» **RECORDED DATA**:

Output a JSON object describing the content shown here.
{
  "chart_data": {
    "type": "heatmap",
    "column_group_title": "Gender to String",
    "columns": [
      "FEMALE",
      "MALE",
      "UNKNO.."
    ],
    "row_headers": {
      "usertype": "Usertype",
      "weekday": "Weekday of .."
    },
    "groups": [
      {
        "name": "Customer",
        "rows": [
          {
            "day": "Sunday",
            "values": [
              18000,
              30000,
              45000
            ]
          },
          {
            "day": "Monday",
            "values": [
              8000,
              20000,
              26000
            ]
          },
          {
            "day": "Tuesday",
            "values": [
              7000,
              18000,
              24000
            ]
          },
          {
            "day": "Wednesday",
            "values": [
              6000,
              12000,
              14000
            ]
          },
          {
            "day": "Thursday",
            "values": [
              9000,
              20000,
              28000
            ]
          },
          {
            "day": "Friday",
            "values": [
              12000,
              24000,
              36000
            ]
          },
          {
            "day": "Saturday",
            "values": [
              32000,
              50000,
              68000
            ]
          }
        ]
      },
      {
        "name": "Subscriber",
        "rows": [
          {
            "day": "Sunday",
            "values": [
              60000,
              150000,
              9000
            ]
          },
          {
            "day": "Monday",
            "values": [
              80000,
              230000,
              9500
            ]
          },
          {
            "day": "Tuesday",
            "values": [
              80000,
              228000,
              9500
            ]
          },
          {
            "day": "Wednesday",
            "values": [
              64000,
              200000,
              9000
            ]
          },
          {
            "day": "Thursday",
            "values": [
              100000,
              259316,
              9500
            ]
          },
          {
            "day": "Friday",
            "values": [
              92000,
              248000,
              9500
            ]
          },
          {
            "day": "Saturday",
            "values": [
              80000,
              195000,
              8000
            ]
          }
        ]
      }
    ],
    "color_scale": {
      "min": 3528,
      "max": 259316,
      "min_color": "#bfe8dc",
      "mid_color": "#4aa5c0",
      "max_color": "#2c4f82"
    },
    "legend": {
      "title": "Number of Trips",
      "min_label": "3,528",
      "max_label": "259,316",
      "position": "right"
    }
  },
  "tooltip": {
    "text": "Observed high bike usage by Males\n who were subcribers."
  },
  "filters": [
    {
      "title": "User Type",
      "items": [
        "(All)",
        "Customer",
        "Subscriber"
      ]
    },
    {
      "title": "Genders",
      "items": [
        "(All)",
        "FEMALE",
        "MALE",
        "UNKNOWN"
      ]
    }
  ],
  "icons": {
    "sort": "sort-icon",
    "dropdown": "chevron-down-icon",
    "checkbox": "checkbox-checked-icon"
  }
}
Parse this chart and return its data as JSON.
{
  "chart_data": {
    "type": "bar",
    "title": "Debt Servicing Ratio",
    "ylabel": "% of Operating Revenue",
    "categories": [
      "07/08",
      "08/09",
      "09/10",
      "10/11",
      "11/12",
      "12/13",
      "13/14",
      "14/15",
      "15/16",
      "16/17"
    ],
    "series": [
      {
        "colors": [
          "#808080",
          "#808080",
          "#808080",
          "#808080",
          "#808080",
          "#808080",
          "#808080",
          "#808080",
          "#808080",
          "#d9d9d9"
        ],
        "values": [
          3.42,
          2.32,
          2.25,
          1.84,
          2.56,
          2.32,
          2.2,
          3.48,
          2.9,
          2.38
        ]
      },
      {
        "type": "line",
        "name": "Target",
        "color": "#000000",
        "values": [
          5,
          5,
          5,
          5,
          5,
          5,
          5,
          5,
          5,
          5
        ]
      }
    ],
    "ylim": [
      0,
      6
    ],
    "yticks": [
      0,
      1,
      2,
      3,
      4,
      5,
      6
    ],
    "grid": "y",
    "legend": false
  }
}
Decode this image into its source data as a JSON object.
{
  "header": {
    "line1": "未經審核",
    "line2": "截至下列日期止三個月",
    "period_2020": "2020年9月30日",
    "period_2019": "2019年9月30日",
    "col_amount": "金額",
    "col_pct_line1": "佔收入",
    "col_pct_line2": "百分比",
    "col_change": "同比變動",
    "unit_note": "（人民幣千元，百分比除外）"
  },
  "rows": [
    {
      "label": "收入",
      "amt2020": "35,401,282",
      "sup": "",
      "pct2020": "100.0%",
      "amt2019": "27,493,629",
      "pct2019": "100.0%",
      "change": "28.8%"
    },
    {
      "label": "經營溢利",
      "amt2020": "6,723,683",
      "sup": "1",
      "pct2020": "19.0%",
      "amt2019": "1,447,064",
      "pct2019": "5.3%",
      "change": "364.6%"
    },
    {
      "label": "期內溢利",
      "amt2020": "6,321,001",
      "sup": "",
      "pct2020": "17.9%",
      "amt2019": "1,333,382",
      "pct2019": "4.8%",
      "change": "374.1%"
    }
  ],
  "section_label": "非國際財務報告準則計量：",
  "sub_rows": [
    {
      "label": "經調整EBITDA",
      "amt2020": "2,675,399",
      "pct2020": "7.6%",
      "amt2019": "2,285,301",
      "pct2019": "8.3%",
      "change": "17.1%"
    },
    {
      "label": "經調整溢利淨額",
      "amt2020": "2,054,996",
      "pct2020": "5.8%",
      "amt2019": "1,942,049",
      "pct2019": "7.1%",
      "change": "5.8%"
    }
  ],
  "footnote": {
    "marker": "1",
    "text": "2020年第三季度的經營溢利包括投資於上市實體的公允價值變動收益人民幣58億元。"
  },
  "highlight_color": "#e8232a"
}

» **DIRECTIONS FOR THIS TASK**: Type out the material again exactly as presented.

» **EXERCISE ANSWER**:
Output a JSON object describing the content shown here.
{
  "chart_data": {
    "type": "heatmap",
    "column_group_title": "Gender to String",
    "columns": [
      "FEMALE",
      "MALE",
      "UNKNO.."
    ],
    "row_headers": {
      "usertype": "Usertype",
      "weekday": "Weekday of .."
    },
    "groups": [
      {
        "name": "Customer",
        "rows": [
          {
            "day": "Sunday",
            "values": [
              18000,
              30000,
              45000
            ]
          },
          {
            "day": "Monday",
            "values": [
              8000,
              20000,
              26000
            ]
          },
          {
            "day": "Tuesday",
            "values": [
              7000,
              18000,
              24000
            ]
          },
          {
            "day": "Wednesday",
            "values": [
              6000,
              12000,
              14000
            ]
          },
          {
            "day": "Thursday",
            "values": [
              9000,
              20000,
              28000
            ]
          },
          {
            "day": "Friday",
            "values": [
              12000,
              24000,
              36000
            ]
          },
          {
            "day": "Saturday",
            "values": [
              32000,
              50000,
              68000
            ]
          }
        ]
      },
      {
        "name": "Subscriber",
        "rows": [
          {
            "day": "Sunday",
            "values": [
              60000,
              150000,
              9000
            ]
          },
          {
            "day": "Monday",
            "values": [
              80000,
              230000,
              9500
            ]
          },
          {
            "day": "Tuesday",
            "values": [
              80000,
              228000,
              9500
            ]
          },
          {
            "day": "Wednesday",
            "values": [
              64000,
              200000,
              9000
            ]
          },
          {
            "day": "Thursday",
            "values": [
              100000,
              259316,
              9500
            ]
          },
          {
            "day": "Friday",
            "values": [
              92000,
              248000,
              9500
            ]
          },
          {
            "day": "Saturday",
            "values": [
              80000,
              195000,
              8000
            ]
          }
        ]
      }
    ],
    "color_scale": {
      "min": 3528,
      "max": 259316,
      "min_color": "#bfe8dc",
      "mid_color": "#4aa5c0",
      "max_color": "#2c4f82"
    },
    "legend": {
      "title": "Number of Trips",
      "min_label": "3,528",
      "max_label": "259,316",
      "position": "right"
    }
  },
  "tooltip": {
    "text": "Observed high bike usage by Males\n who were subcribers."
  },
  "filters": [
    {
      "title": "User Type",
      "items": [
        "(All)",
        "Customer",
        "Subscriber"
      ]
    },
    {
      "title": "Genders",
      "items": [
        "(All)",
        "FEMALE",
        "MALE",
        "UNKNOWN"
      ]
    }
  ],
  "icons": {
    "sort": "sort-icon",
    "dropdown": "chevron-down-icon",
    "checkbox": "checkbox-checked-icon"
  }
}
Parse this chart and return its data as JSON.
{
  "chart_data": {
    "type": "bar",
    "title": "Debt Servicing Ratio",
    "ylabel": "% of Operating Revenue",
    "categories": [
      "07/08",
      "08/09",
      "09/10",
      "10/11",
      "11/12",
      "12/13",
      "13/14",
      "14/15",
      "15/16",
      "16/17"
    ],
    "series": [
      {
        "colors": [
          "#808080",
          "#808080",
          "#808080",
          "#808080",
          "#808080",
          "#808080",
          "#808080",
          "#808080",
          "#808080",
          "#d9d9d9"
        ],
        "values": [
          3.42,
          2.32,
          2.25,
          1.84,
          2.56,
          2.32,
          2.2,
          3.48,
          2.9,
          2.38
        ]
      },
      {
        "type": "line",
        "name": "Target",
        "color": "#000000",
        "values": [
          5,
          5,
          5,
          5,
          5,
          5,
          5,
          5,
          5,
          5
        ]
      }
    ],
    "ylim": [
      0,
      6
    ],
    "yticks": [
      0,
      1,
      2,
      3,
      4,
      5,
      6
    ],
    "grid": "y",
    "legend": false
  }
}
Decode this image into its source data as a JSON object.
{
  "header": {
    "line1": "未經審核",
    "line2": "截至下列日期止三個月",
    "period_2020": "2020年9月30日",
    "period_2019": "2019年9月30日",
    "col_amount": "金額",
    "col_pct_line1": "佔收入",
    "col_pct_line2": "百分比",
    "col_change": "同比變動",
    "unit_note": "（人民幣千元，百分比除外）"
  },
  "rows": [
    {
      "label": "收入",
      "amt2020": "35,401,282",
      "sup": "",
      "pct2020": "100.0%",
      "amt2019": "27,493,629",
      "pct2019": "100.0%",
      "change": "28.8%"
    },
    {
      "label": "經營溢利",
      "amt2020": "6,723,683",
      "sup": "1",
      "pct2020": "19.0%",
      "amt2019": "1,447,064",
      "pct2019": "5.3%",
      "change": "364.6%"
    },
    {
      "label": "期內溢利",
      "amt2020": "6,321,001",
      "sup": "",
      "pct2020": "17.9%",
      "amt2019": "1,333,382",
      "pct2019": "4.8%",
      "change": "374.1%"
    }
  ],
  "section_label": "非國際財務報告準則計量：",
  "sub_rows": [
    {
      "label": "經調整EBITDA",
      "amt2020": "2,675,399",
      "pct2020": "7.6%",
      "amt2019": "2,285,301",
      "pct2019": "8.3%",
      "change": "17.1%"
    },
    {
      "label": "經調整溢利淨額",
      "amt2020": "2,054,996",
      "pct2020": "5.8%",
      "amt2019": "1,942,049",
      "pct2019": "7.1%",
      "change": "5.8%"
    }
  ],
  "footnote": {
    "marker": "1",
    "text": "2020年第三季度的經營溢利包括投資於上市實體的公允價值變動收益人民幣58億元。"
  },
  "highlight_color": "#e8232a"
}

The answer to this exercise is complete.